WHAT THE TASK REQUIRES
All of the records below should be output exactly.
begin INFORMATION SUPPLIED
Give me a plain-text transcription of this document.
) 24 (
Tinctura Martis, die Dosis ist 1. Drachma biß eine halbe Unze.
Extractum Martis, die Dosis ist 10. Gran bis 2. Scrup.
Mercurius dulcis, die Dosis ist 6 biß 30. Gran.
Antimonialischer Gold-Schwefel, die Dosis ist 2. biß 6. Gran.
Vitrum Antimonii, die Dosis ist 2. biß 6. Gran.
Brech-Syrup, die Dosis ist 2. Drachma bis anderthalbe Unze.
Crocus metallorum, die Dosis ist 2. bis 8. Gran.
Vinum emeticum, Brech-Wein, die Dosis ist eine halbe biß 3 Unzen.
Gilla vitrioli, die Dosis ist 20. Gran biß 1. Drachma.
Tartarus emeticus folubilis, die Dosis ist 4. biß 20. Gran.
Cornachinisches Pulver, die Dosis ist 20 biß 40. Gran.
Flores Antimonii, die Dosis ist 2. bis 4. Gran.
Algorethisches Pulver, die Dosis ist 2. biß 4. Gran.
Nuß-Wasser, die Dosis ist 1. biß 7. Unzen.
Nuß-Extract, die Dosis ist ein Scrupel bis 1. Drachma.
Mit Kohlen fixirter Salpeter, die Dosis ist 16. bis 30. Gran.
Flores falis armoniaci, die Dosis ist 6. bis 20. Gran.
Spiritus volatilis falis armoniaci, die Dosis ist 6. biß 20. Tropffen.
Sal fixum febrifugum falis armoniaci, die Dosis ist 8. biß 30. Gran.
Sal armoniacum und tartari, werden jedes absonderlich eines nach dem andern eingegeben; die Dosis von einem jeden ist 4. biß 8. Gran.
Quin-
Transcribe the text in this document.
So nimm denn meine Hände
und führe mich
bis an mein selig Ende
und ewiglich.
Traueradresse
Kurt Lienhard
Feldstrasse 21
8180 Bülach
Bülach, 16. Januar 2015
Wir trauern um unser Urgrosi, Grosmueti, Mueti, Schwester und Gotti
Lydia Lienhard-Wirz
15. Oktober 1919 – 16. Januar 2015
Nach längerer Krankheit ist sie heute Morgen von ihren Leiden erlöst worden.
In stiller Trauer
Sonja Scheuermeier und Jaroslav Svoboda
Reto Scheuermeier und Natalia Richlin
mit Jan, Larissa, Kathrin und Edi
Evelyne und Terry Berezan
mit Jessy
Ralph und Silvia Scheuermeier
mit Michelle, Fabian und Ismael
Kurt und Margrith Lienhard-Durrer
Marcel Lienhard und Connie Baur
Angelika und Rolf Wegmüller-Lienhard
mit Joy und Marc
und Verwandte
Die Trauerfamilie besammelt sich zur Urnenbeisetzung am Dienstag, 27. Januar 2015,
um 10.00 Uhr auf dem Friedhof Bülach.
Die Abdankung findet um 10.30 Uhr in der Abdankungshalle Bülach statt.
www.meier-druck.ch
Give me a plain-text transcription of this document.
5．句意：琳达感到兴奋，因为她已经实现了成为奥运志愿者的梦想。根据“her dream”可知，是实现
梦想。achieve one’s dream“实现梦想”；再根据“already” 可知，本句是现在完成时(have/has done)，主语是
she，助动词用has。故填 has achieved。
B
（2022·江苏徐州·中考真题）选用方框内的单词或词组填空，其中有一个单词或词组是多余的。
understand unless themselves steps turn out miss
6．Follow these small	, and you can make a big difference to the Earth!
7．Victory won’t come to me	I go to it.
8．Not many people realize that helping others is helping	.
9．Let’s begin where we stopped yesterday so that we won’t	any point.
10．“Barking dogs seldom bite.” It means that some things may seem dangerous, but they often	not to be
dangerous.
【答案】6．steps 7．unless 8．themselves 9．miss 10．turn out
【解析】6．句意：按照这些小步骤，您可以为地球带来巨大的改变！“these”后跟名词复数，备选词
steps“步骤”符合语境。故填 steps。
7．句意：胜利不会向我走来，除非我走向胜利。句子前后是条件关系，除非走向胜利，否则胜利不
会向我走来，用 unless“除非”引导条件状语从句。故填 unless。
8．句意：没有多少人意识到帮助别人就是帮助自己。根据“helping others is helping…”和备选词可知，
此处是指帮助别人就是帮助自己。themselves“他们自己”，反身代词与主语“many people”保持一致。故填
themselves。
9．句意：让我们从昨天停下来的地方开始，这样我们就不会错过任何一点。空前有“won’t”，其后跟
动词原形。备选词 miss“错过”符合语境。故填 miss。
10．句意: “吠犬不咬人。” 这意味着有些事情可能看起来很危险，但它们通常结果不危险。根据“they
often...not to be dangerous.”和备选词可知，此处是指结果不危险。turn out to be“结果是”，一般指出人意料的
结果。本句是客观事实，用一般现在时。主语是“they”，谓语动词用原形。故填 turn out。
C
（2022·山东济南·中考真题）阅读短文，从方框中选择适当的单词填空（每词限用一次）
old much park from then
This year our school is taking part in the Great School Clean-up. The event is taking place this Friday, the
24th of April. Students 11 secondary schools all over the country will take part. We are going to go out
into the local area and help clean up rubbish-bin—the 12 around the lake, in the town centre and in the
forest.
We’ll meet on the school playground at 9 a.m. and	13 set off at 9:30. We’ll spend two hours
end INFORMATION SUPPLIED
ANSWER BELOW
Give me a plain-text transcription of this document.
) 24 (
Tinctura Martis, die Dosis ist 1. Drachma biß eine halbe Unze.
Extractum Martis, die Dosis ist 10. Gran bis 2. Scrup.
Mercurius dulcis, die Dosis ist 6 biß 30. Gran.
Antimonialischer Gold-Schwefel, die Dosis ist 2. biß 6. Gran.
Vitrum Antimonii, die Dosis ist 2. biß 6. Gran.
Brech-Syrup, die Dosis ist 2. Drachma bis anderthalbe Unze.
Crocus metallorum, die Dosis ist 2. bis 8. Gran.
Vinum emeticum, Brech-Wein, die Dosis ist eine halbe biß 3 Unzen.
Gilla vitrioli, die Dosis ist 20. Gran biß 1. Drachma.
Tartarus emeticus folubilis, die Dosis ist 4. biß 20. Gran.
Cornachinisches Pulver, die Dosis ist 20 biß 40. Gran.
Flores Antimonii, die Dosis ist 2. bis 4. Gran.
Algorethisches Pulver, die Dosis ist 2. biß 4. Gran.
Nuß-Wasser, die Dosis ist 1. biß 7. Unzen.
Nuß-Extract, die Dosis ist ein Scrupel bis 1. Drachma.
Mit Kohlen fixirter Salpeter, die Dosis ist 16. bis 30. Gran.
Flores falis armoniaci, die Dosis ist 6. bis 20. Gran.
Spiritus volatilis falis armoniaci, die Dosis ist 6. biß 20. Tropffen.
Sal fixum febrifugum falis armoniaci, die Dosis ist 8. biß 30. Gran.
Sal armoniacum und tartari, werden jedes absonderlich eines nach dem andern eingegeben; die Dosis von einem jeden ist 4. biß 8. Gran.
Quin-
Transcribe the text in this document.
So nimm denn meine Hände
und führe mich
bis an mein selig Ende
und ewiglich.
Traueradresse
Kurt Lienhard
Feldstrasse 21
8180 Bülach
Bülach, 16. Januar 2015
Wir trauern um unser Urgrosi, Grosmueti, Mueti, Schwester und Gotti
Lydia Lienhard-Wirz
15. Oktober 1919 – 16. Januar 2015
Nach längerer Krankheit ist sie heute Morgen von ihren Leiden erlöst worden.
In stiller Trauer
Sonja Scheuermeier und Jaroslav Svoboda
Reto Scheuermeier und Natalia Richlin
mit Jan, Larissa, Kathrin und Edi
Evelyne und Terry Berezan
mit Jessy
Ralph und Silvia Scheuermeier
mit Michelle, Fabian und Ismael
Kurt und Margrith Lienhard-Durrer
Marcel Lienhard und Connie Baur
Angelika und Rolf Wegmüller-Lienhard
mit Joy und Marc
und Verwandte
Die Trauerfamilie besammelt sich zur Urnenbeisetzung am Dienstag, 27. Januar 2015,
um 10.00 Uhr auf dem Friedhof Bülach.
Die Abdankung findet um 10.30 Uhr in der Abdankungshalle Bülach statt.
www.meier-druck.ch
Give me a plain-text transcription of this document.
5．句意：琳达感到兴奋，因为她已经实现了成为奥运志愿者的梦想。根据“her dream”可知，是实现
梦想。achieve one’s dream“实现梦想”；再根据“already” 可知，本句是现在完成时(have/has done)，主语是
she，助动词用has。故填 has achieved。
B
（2022·江苏徐州·中考真题）选用方框内的单词或词组填空，其中有一个单词或词组是多余的。
understand unless themselves steps turn out miss
6．Follow these small	, and you can make a big difference to the Earth!
7．Victory won’t come to me	I go to it.
8．Not many people realize that helping others is helping	.
9．Let’s begin where we stopped yesterday so that we won’t	any point.
10．“Barking dogs seldom bite.” It means that some things may seem dangerous, but they often	not to be
dangerous.
【答案】6．steps 7．unless 8．themselves 9．miss 10．turn out
【解析】6．句意：按照这些小步骤，您可以为地球带来巨大的改变！“these”后跟名词复数，备选词
steps“步骤”符合语境。故填 steps。
7．句意：胜利不会向我走来，除非我走向胜利。句子前后是条件关系，除非走向胜利，否则胜利不
会向我走来，用 unless“除非”引导条件状语从句。故填 unless。
8．句意：没有多少人意识到帮助别人就是帮助自己。根据“helping others is helping…”和备选词可知，
此处是指帮助别人就是帮助自己。themselves“他们自己”，反身代词与主语“many people”保持一致。故填
themselves。
9．句意：让我们从昨天停下来的地方开始，这样我们就不会错过任何一点。空前有“won’t”，其后跟
动词原形。备选词 miss“错过”符合语境。故填 miss。
10．句意: “吠犬不咬人。” 这意味着有些事情可能看起来很危险，但它们通常结果不危险。根据“they
often...not to be dangerous.”和备选词可知，此处是指结果不危险。turn out to be“结果是”，一般指出人意料的
结果。本句是客观事实，用一般现在时。主语是“they”，谓语动词用原形。故填 turn out。
C
（2022·山东济南·中考真题）阅读短文，从方框中选择适当的单词填空（每词限用一次）
old much park from then
This year our school is taking part in the Great School Clean-up. The event is taking place this Friday, the
24th of April. Students 11 secondary schools all over the country will take part. We are going to go out
into the local area and help clean up rubbish-bin—the 12 around the lake, in the town centre and in the
forest.
We’ll meet on the school playground at 9 a.m. and	13 set off at 9:30. We’ll spend two hours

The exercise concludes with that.